§ **Problem**:
Find how many lines of the listing below include the word "рынке", then report the number by itself.

§ **Task input**:
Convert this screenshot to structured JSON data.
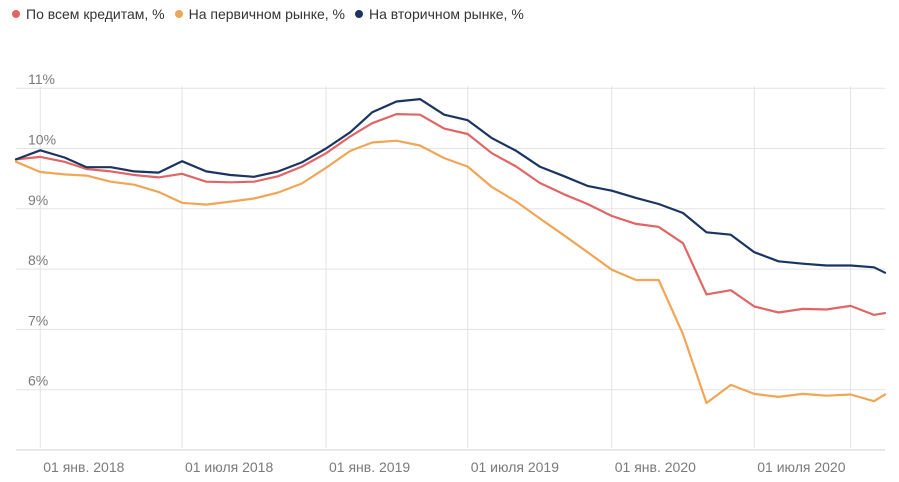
{
  "chart_data": {
    "type": "line",
    "title": "",
    "xlabel": "",
    "ylabel": "",
    "ylim": [
      5,
      11
    ],
    "yticks": [
      "6%",
      "7%",
      "8%",
      "9%",
      "10%",
      "11%"
    ],
    "ytick_values": [
      6,
      7,
      8,
      9,
      10,
      11
    ],
    "x_range": [
      "2017-12-01",
      "2020-12-15"
    ],
    "xtick_values": [
      "2018-01-01",
      "2018-07-01",
      "2019-01-01",
      "2019-07-01",
      "2020-01-01",
      "2020-07-01"
    ],
    "xticks": [
      "01 янв. 2018",
      "01 июля 2018",
      "01 янв. 2019",
      "01 июля 2019",
      "01 янв. 2020",
      "01 июля 2020"
    ],
    "grid": true,
    "legend_position": "top-left",
    "x": [
      "2017-12-01",
      "2018-01-01",
      "2018-02-01",
      "2018-03-01",
      "2018-04-01",
      "2018-05-01",
      "2018-06-01",
      "2018-07-01",
      "2018-08-01",
      "2018-09-01",
      "2018-10-01",
      "2018-11-01",
      "2018-12-01",
      "2019-01-01",
      "2019-02-01",
      "2019-03-01",
      "2019-04-01",
      "2019-05-01",
      "2019-06-01",
      "2019-07-01",
      "2019-08-01",
      "2019-09-01",
      "2019-10-01",
      "2019-11-01",
      "2019-12-01",
      "2020-01-01",
      "2020-02-01",
      "2020-03-01",
      "2020-04-01",
      "2020-05-01",
      "2020-06-01",
      "2020-07-01",
      "2020-08-01",
      "2020-09-01",
      "2020-10-01",
      "2020-11-01",
      "2020-12-01",
      "2020-12-15"
    ],
    "series": [
      {
        "name": "По всем кредитам, %",
        "color": "#e06666",
        "values": [
          9.82,
          9.86,
          9.78,
          9.66,
          9.62,
          9.56,
          9.52,
          9.58,
          9.45,
          9.44,
          9.45,
          9.54,
          9.7,
          9.92,
          10.2,
          10.42,
          10.57,
          10.56,
          10.33,
          10.24,
          9.92,
          9.7,
          9.43,
          9.24,
          9.08,
          8.88,
          8.75,
          8.7,
          8.43,
          7.58,
          7.65,
          7.38,
          7.28,
          7.34,
          7.33,
          7.39,
          7.24,
          7.27
        ]
      },
      {
        "name": "На первичном рынке, %",
        "color": "#f0a656",
        "values": [
          9.78,
          9.61,
          9.57,
          9.55,
          9.45,
          9.4,
          9.28,
          9.1,
          9.07,
          9.12,
          9.17,
          9.27,
          9.42,
          9.68,
          9.96,
          10.1,
          10.13,
          10.05,
          9.84,
          9.7,
          9.36,
          9.12,
          8.84,
          8.56,
          8.28,
          7.99,
          7.82,
          7.82,
          6.92,
          5.78,
          6.08,
          5.93,
          5.88,
          5.93,
          5.9,
          5.92,
          5.81,
          5.92
        ]
      },
      {
        "name": "На вторичном рынке, %",
        "color": "#1b3460",
        "values": [
          9.82,
          9.97,
          9.85,
          9.69,
          9.69,
          9.62,
          9.6,
          9.79,
          9.62,
          9.56,
          9.53,
          9.62,
          9.77,
          10.0,
          10.27,
          10.6,
          10.78,
          10.82,
          10.56,
          10.47,
          10.17,
          9.96,
          9.7,
          9.54,
          9.38,
          9.3,
          9.18,
          9.08,
          8.93,
          8.61,
          8.57,
          8.28,
          8.13,
          8.09,
          8.06,
          8.06,
          8.03,
          7.94
        ]
      }
    ]
  }
}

§ **Reply**:
2